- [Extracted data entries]
· · ·
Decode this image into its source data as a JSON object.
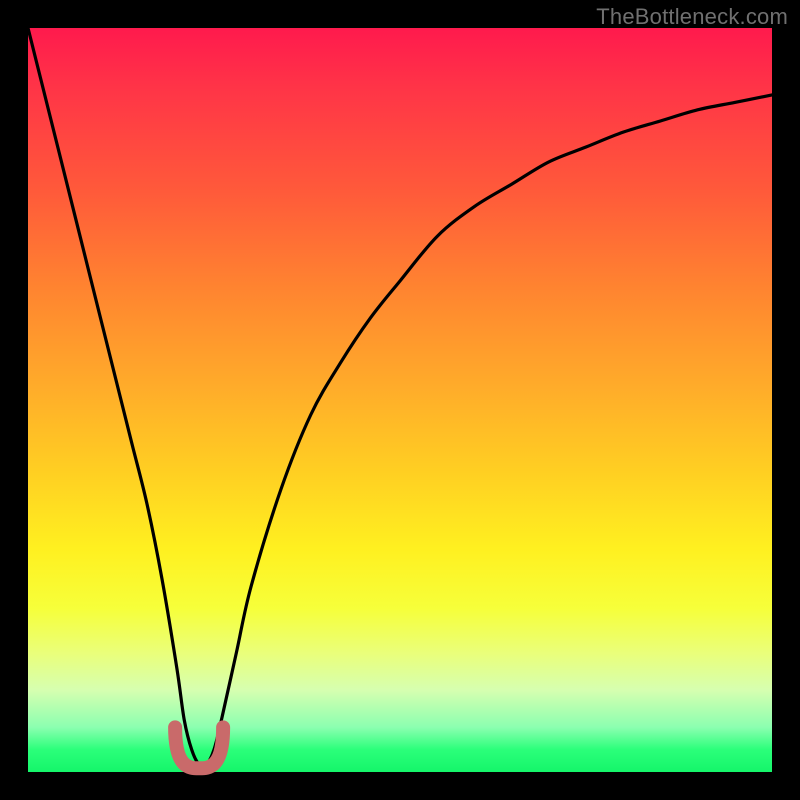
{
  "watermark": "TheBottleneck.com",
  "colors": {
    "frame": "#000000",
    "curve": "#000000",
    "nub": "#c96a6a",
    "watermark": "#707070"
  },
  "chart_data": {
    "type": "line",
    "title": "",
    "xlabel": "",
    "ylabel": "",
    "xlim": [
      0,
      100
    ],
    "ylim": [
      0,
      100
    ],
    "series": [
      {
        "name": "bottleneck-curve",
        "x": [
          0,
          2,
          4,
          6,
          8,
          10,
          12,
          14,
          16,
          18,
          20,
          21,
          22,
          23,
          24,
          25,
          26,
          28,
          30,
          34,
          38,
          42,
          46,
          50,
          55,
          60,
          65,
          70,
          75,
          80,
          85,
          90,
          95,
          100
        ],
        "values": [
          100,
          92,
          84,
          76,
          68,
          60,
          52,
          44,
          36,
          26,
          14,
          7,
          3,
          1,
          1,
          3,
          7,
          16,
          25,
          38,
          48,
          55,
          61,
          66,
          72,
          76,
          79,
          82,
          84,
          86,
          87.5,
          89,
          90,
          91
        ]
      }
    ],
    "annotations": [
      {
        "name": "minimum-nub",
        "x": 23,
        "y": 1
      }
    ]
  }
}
· · ·
- [Task directions] List every line from the entries above in which "watermark" appears.

- [Written answer]
  "watermark": "TheBottleneck.com",
    "watermark": "#707070"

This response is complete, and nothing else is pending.